OBJECTIVE => Determine how many lines of the data below contain "JSON", then give only that number.

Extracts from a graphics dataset
▬▬▬▬▬▬▬▬▬▬
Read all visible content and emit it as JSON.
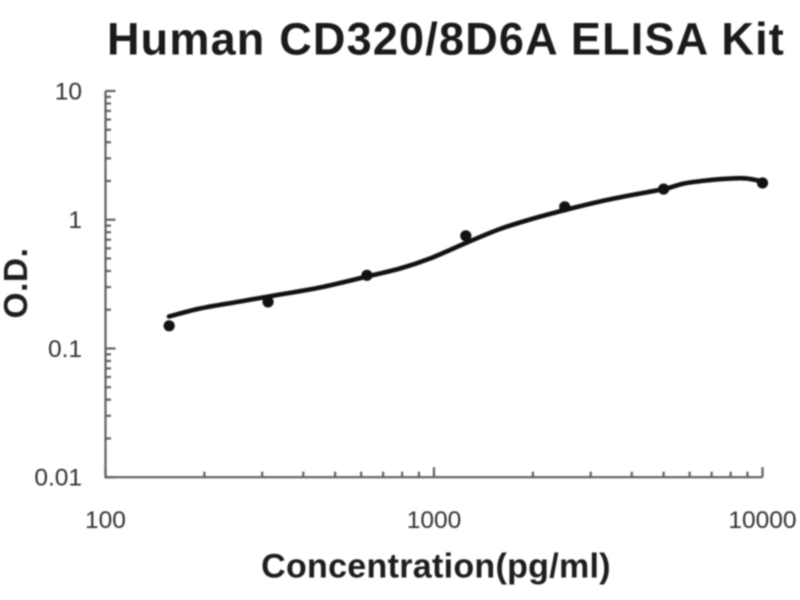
{
  "figure": {
    "background": "#ffffff"
  },
  "style": {
    "title_color": "#1a1a1a",
    "curve_color": "#111111",
    "marker_color": "#111111",
    "axis_color": "#5f5f5f",
    "tick_label_color": "#303030",
    "axis_label_color": "#1d1d1d"
  },
  "chart_data": {
    "type": "scatter",
    "title": "Human CD320/8D6A ELISA Kit",
    "xlabel": "Concentration(pg/ml)",
    "ylabel": "O.D.",
    "x_scale": "log",
    "y_scale": "log",
    "xlim": [
      100,
      10000
    ],
    "ylim": [
      0.01,
      10
    ],
    "grid": false,
    "legend": null,
    "x_major_ticks": [
      100,
      1000,
      10000
    ],
    "x_tick_labels": [
      "100",
      "1000",
      "10000"
    ],
    "x_minor_ticks": [
      200,
      300,
      400,
      500,
      600,
      700,
      800,
      900,
      2000,
      3000,
      4000,
      5000,
      6000,
      7000,
      8000,
      9000
    ],
    "y_major_ticks": [
      0.01,
      0.1,
      1,
      10
    ],
    "y_tick_labels": [
      "0.01",
      "0.1",
      "1",
      "10"
    ],
    "y_minor_ticks": [
      0.02,
      0.03,
      0.04,
      0.05,
      0.06,
      0.07,
      0.08,
      0.09,
      0.2,
      0.3,
      0.4,
      0.5,
      0.6,
      0.7,
      0.8,
      0.9,
      2,
      3,
      4,
      5,
      6,
      7,
      8,
      9
    ],
    "series": [
      {
        "name": "standard-points",
        "type": "scatter",
        "x": [
          156.25,
          312.5,
          625,
          1250,
          2500,
          5000,
          10000
        ],
        "y": [
          0.15,
          0.23,
          0.37,
          0.75,
          1.26,
          1.73,
          1.93
        ]
      },
      {
        "name": "fit-curve",
        "type": "line",
        "x": [
          156.1,
          193.9,
          256.7,
          339.8,
          449.7,
          625.2,
          788.0,
          972.4,
          1260.2,
          1588.2,
          1959.9,
          2504.9,
          3201.3,
          4006.3,
          5048.9,
          5727.8,
          6729.9,
          7851.9,
          8907.8,
          10176.8
        ],
        "y": [
          0.1772,
          0.2044,
          0.2317,
          0.2626,
          0.2976,
          0.3623,
          0.418,
          0.4999,
          0.6656,
          0.8474,
          1.0043,
          1.1903,
          1.3858,
          1.5566,
          1.7392,
          1.9053,
          2.0175,
          2.0836,
          2.0948,
          1.9677
        ]
      }
    ]
  }
}
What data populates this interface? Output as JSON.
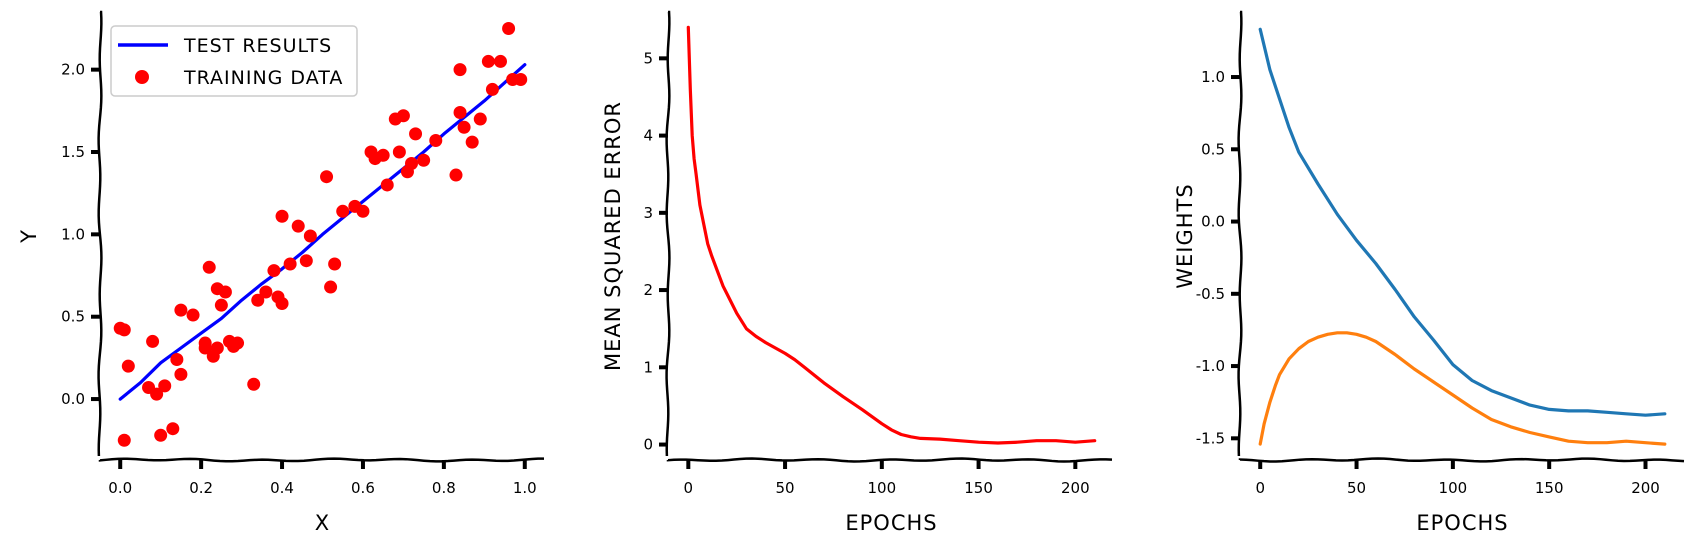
{
  "chart_data": [
    {
      "type": "scatter",
      "xlabel": "X",
      "ylabel": "Y",
      "xlim": [
        -0.05,
        1.05
      ],
      "ylim": [
        -0.37,
        2.35
      ],
      "xticks": [
        0.0,
        0.2,
        0.4,
        0.6,
        0.8,
        1.0
      ],
      "xtick_labels": [
        "0.0",
        "0.2",
        "0.4",
        "0.6",
        "0.8",
        "1.0"
      ],
      "yticks": [
        0.0,
        0.5,
        1.0,
        1.5,
        2.0
      ],
      "ytick_labels": [
        "0.0",
        "0.5",
        "1.0",
        "1.5",
        "2.0"
      ],
      "legend_position": "upper-left",
      "series": [
        {
          "name": "TEST RESULTS",
          "kind": "line",
          "color": "#0000ff",
          "x": [
            0.0,
            0.05,
            0.1,
            0.15,
            0.2,
            0.25,
            0.3,
            0.35,
            0.4,
            0.45,
            0.5,
            0.55,
            0.6,
            0.65,
            0.7,
            0.75,
            0.8,
            0.85,
            0.9,
            0.95,
            1.0
          ],
          "y": [
            0.0,
            0.1,
            0.22,
            0.31,
            0.4,
            0.49,
            0.6,
            0.7,
            0.79,
            0.89,
            1.0,
            1.1,
            1.2,
            1.3,
            1.4,
            1.5,
            1.61,
            1.71,
            1.81,
            1.92,
            2.03
          ]
        },
        {
          "name": "TRAINING DATA",
          "kind": "scatter",
          "color": "#ff0000",
          "x": [
            0.0,
            0.01,
            0.01,
            0.02,
            0.07,
            0.08,
            0.09,
            0.1,
            0.11,
            0.13,
            0.14,
            0.15,
            0.15,
            0.18,
            0.21,
            0.21,
            0.22,
            0.23,
            0.24,
            0.24,
            0.25,
            0.26,
            0.27,
            0.28,
            0.29,
            0.33,
            0.34,
            0.36,
            0.38,
            0.39,
            0.4,
            0.4,
            0.42,
            0.44,
            0.46,
            0.47,
            0.51,
            0.52,
            0.53,
            0.55,
            0.58,
            0.6,
            0.62,
            0.63,
            0.65,
            0.66,
            0.68,
            0.69,
            0.7,
            0.71,
            0.72,
            0.73,
            0.75,
            0.78,
            0.83,
            0.84,
            0.84,
            0.85,
            0.87,
            0.89,
            0.91,
            0.92,
            0.94,
            0.96,
            0.97,
            0.99
          ],
          "y": [
            0.43,
            -0.25,
            0.42,
            0.2,
            0.07,
            0.35,
            0.03,
            -0.22,
            0.08,
            -0.18,
            0.24,
            0.54,
            0.15,
            0.51,
            0.31,
            0.34,
            0.8,
            0.26,
            0.31,
            0.67,
            0.57,
            0.65,
            0.35,
            0.32,
            0.34,
            0.09,
            0.6,
            0.65,
            0.78,
            0.62,
            0.58,
            1.11,
            0.82,
            1.05,
            0.84,
            0.99,
            1.35,
            0.68,
            0.82,
            1.14,
            1.17,
            1.14,
            1.5,
            1.46,
            1.48,
            1.3,
            1.7,
            1.5,
            1.72,
            1.38,
            1.43,
            1.61,
            1.45,
            1.57,
            1.36,
            2.0,
            1.74,
            1.65,
            1.56,
            1.7,
            2.05,
            1.88,
            2.05,
            2.25,
            1.94,
            1.94
          ]
        }
      ]
    },
    {
      "type": "line",
      "xlabel": "EPOCHS",
      "ylabel": "MEAN SQUARED ERROR",
      "xlim": [
        -10.5,
        220.5
      ],
      "ylim": [
        -0.2,
        5.6
      ],
      "xticks": [
        0,
        50,
        100,
        150,
        200
      ],
      "xtick_labels": [
        "0",
        "50",
        "100",
        "150",
        "200"
      ],
      "yticks": [
        0,
        1,
        2,
        3,
        4,
        5
      ],
      "ytick_labels": [
        "0",
        "1",
        "2",
        "3",
        "4",
        "5"
      ],
      "series": [
        {
          "color": "#ff0000",
          "x": [
            0,
            1,
            2,
            3,
            4,
            5,
            6,
            8,
            10,
            12,
            15,
            18,
            20,
            25,
            30,
            35,
            40,
            45,
            50,
            55,
            60,
            70,
            80,
            90,
            100,
            105,
            110,
            115,
            120,
            130,
            140,
            150,
            160,
            170,
            180,
            190,
            200,
            210
          ],
          "y": [
            5.4,
            4.6,
            4.0,
            3.7,
            3.5,
            3.3,
            3.1,
            2.85,
            2.6,
            2.45,
            2.25,
            2.05,
            1.95,
            1.7,
            1.5,
            1.4,
            1.32,
            1.25,
            1.18,
            1.1,
            1.0,
            0.8,
            0.62,
            0.45,
            0.27,
            0.19,
            0.13,
            0.1,
            0.08,
            0.07,
            0.05,
            0.03,
            0.02,
            0.03,
            0.05,
            0.05,
            0.03,
            0.05
          ]
        }
      ]
    },
    {
      "type": "line",
      "xlabel": "EPOCHS",
      "ylabel": "WEIGHTS",
      "xlim": [
        -10.5,
        220.5
      ],
      "ylim": [
        -1.65,
        1.45
      ],
      "xticks": [
        0,
        50,
        100,
        150,
        200
      ],
      "xtick_labels": [
        "0",
        "50",
        "100",
        "150",
        "200"
      ],
      "yticks": [
        1.0,
        0.5,
        0.0,
        -0.5,
        -1.0,
        -1.5
      ],
      "ytick_labels": [
        "1.0",
        "0.5",
        "0.0",
        "-0.5",
        "-1.0",
        "-1.5"
      ],
      "series": [
        {
          "color": "#1f77b4",
          "x": [
            0,
            5,
            10,
            15,
            20,
            30,
            40,
            50,
            60,
            70,
            80,
            90,
            100,
            110,
            120,
            130,
            140,
            150,
            160,
            170,
            180,
            190,
            200,
            210
          ],
          "y": [
            1.33,
            1.05,
            0.85,
            0.65,
            0.48,
            0.26,
            0.05,
            -0.13,
            -0.29,
            -0.47,
            -0.66,
            -0.82,
            -0.99,
            -1.1,
            -1.17,
            -1.22,
            -1.27,
            -1.3,
            -1.31,
            -1.31,
            -1.32,
            -1.33,
            -1.34,
            -1.33
          ]
        },
        {
          "color": "#ff7f0e",
          "x": [
            0,
            2,
            5,
            8,
            10,
            15,
            20,
            25,
            30,
            35,
            40,
            45,
            50,
            55,
            60,
            70,
            80,
            90,
            100,
            110,
            120,
            130,
            140,
            150,
            160,
            170,
            180,
            190,
            200,
            210
          ],
          "y": [
            -1.54,
            -1.4,
            -1.25,
            -1.13,
            -1.06,
            -0.95,
            -0.88,
            -0.83,
            -0.8,
            -0.78,
            -0.77,
            -0.77,
            -0.78,
            -0.8,
            -0.83,
            -0.92,
            -1.02,
            -1.11,
            -1.2,
            -1.29,
            -1.37,
            -1.42,
            -1.46,
            -1.49,
            -1.52,
            -1.53,
            -1.53,
            -1.52,
            -1.53,
            -1.54
          ]
        }
      ]
    }
  ]
}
▬▬▬▬▬▬▬▬▬▬
THE COMPLETED TASK => 2